[start Record list]
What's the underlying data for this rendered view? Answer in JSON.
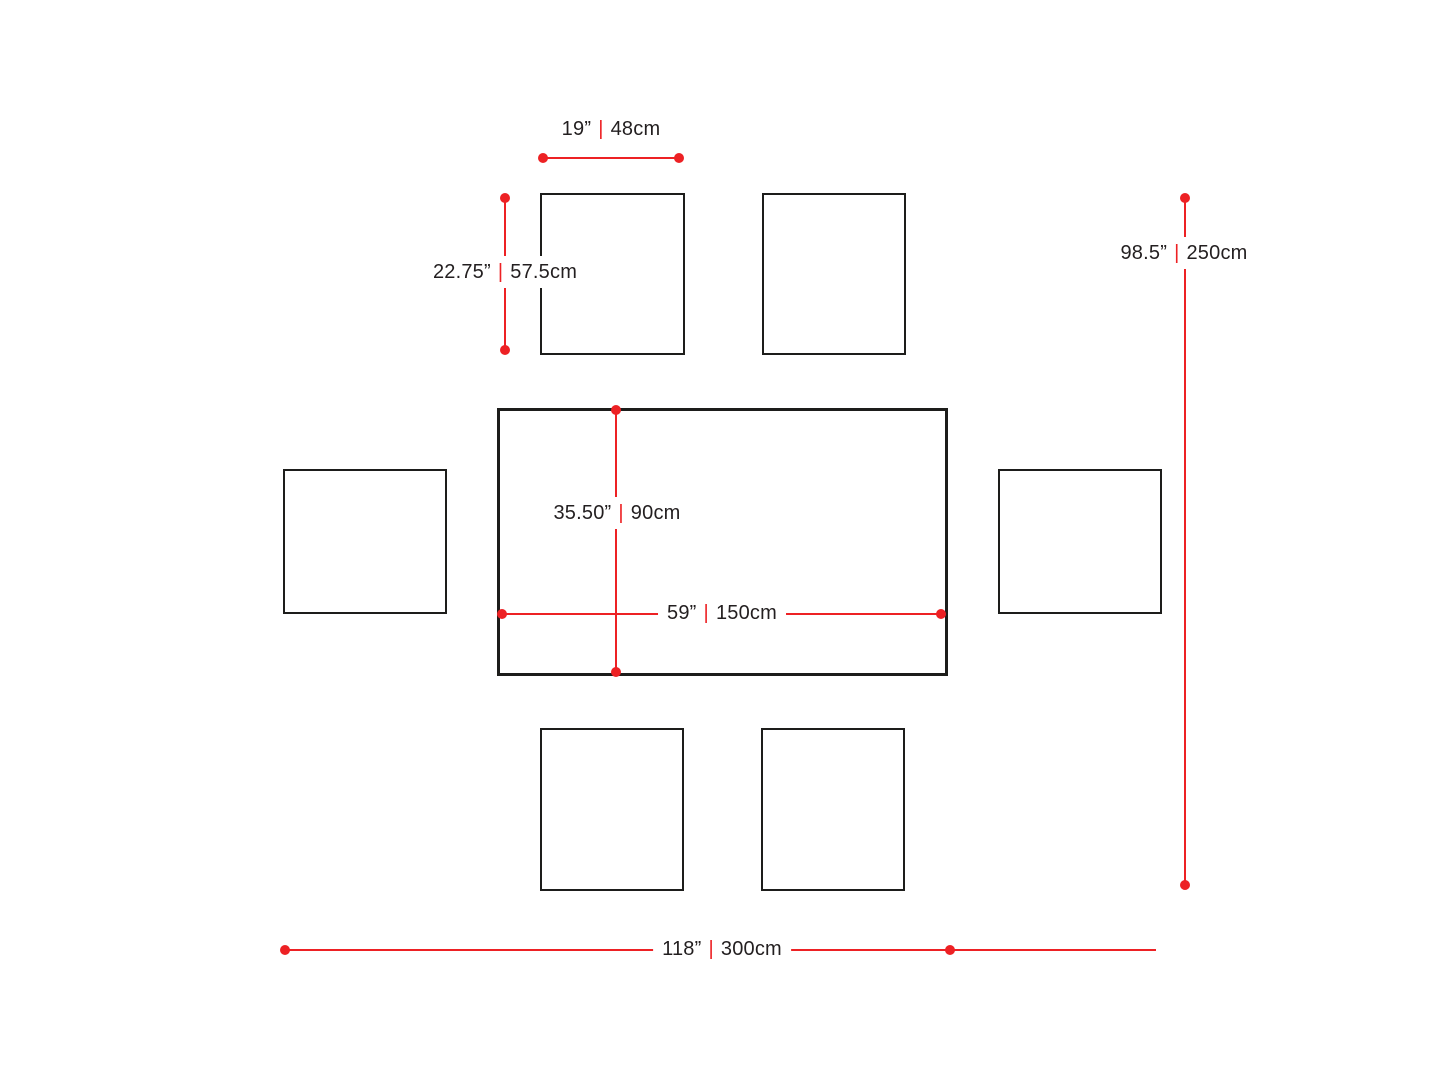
{
  "diagram": {
    "type": "furniture-dimensions-top-view",
    "background": "#ffffff",
    "accent_color": "#ed2124",
    "text_color": "#231f20",
    "outline_color": "#1d1d1b",
    "furniture": {
      "table_count": 1,
      "chair_count": 6
    }
  },
  "labels": {
    "chair_width": {
      "imperial": "19”",
      "separator": "|",
      "metric": "48cm"
    },
    "chair_depth": {
      "imperial": "22.75”",
      "separator": "|",
      "metric": "57.5cm"
    },
    "table_depth": {
      "imperial": "35.50”",
      "separator": "|",
      "metric": "90cm"
    },
    "table_width": {
      "imperial": "59”",
      "separator": "|",
      "metric": "150cm"
    },
    "overall_depth": {
      "imperial": "98.5”",
      "separator": "|",
      "metric": "250cm"
    },
    "overall_width": {
      "imperial": "118”",
      "separator": "|",
      "metric": "300cm"
    }
  }
}
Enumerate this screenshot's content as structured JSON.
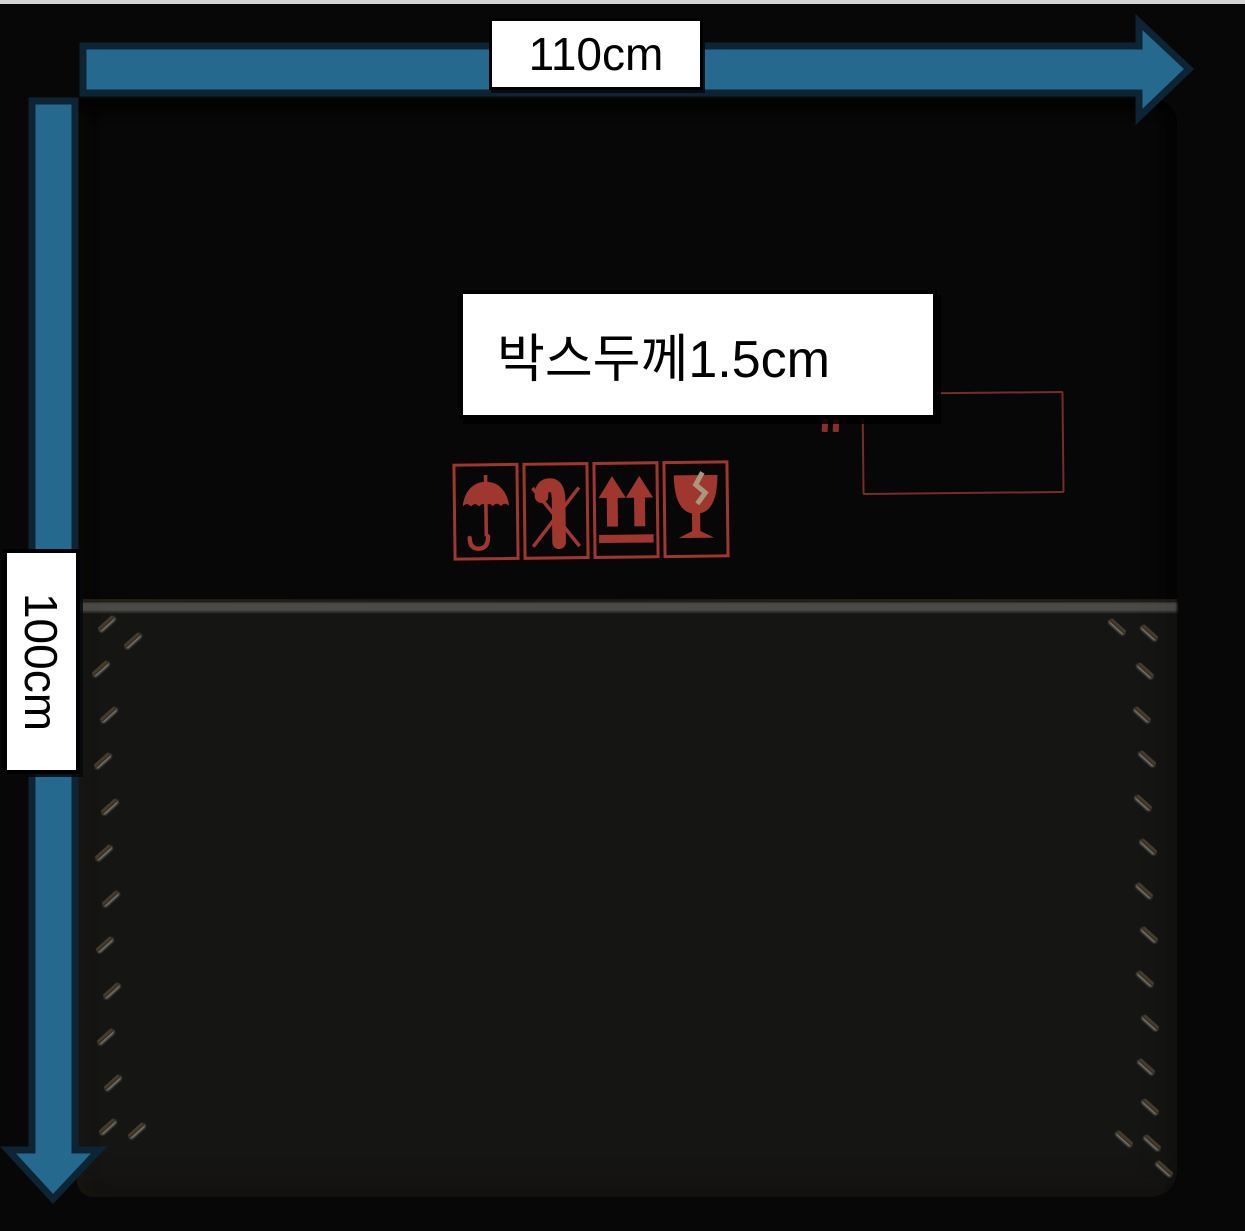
{
  "scene": {
    "description": "Photograph of a kraft cardboard shipping box on a black background, annotated with dimension arrows and measurement labels"
  },
  "annotations": {
    "width_label": "110cm",
    "height_label": "100cm",
    "thickness_label": "박스두께1.5cm"
  },
  "colors": {
    "background": "#070707",
    "top_edge": "#d5d5d5",
    "arrow_fill": "#26698e",
    "arrow_outline": "#0d2435",
    "cardboard": "#b2a48a",
    "print_red": "#ab3b31",
    "label_bg": "#ffffff",
    "label_border": "#000000",
    "label_text": "#000000"
  },
  "box": {
    "printed_icons": [
      {
        "name": "keep-dry-umbrella-icon"
      },
      {
        "name": "no-hooks-icon"
      },
      {
        "name": "this-way-up-icon"
      },
      {
        "name": "fragile-glass-icon"
      }
    ],
    "stitch_marks": {
      "left": {
        "angle": -42,
        "points": [
          [
            19,
            522
          ],
          [
            13,
            567
          ],
          [
            21,
            613
          ],
          [
            15,
            659
          ],
          [
            22,
            705
          ],
          [
            16,
            751
          ],
          [
            23,
            797
          ],
          [
            17,
            843
          ],
          [
            24,
            889
          ],
          [
            18,
            935
          ],
          [
            25,
            981
          ],
          [
            20,
            1025
          ],
          [
            49,
            1029
          ],
          [
            45,
            539
          ]
        ]
      },
      "right": {
        "angle": 42,
        "points": [
          [
            1031,
            525
          ],
          [
            1063,
            531
          ],
          [
            1059,
            569
          ],
          [
            1056,
            613
          ],
          [
            1061,
            657
          ],
          [
            1057,
            701
          ],
          [
            1062,
            745
          ],
          [
            1058,
            789
          ],
          [
            1063,
            833
          ],
          [
            1059,
            877
          ],
          [
            1064,
            921
          ],
          [
            1060,
            965
          ],
          [
            1064,
            1005
          ],
          [
            1038,
            1037
          ],
          [
            1066,
            1041
          ],
          [
            1078,
            1067
          ]
        ]
      }
    }
  }
}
[end Record list]
**Stated task**
Lines containing the word "labels" are to be tallied; report only the total.

**The completed task**
2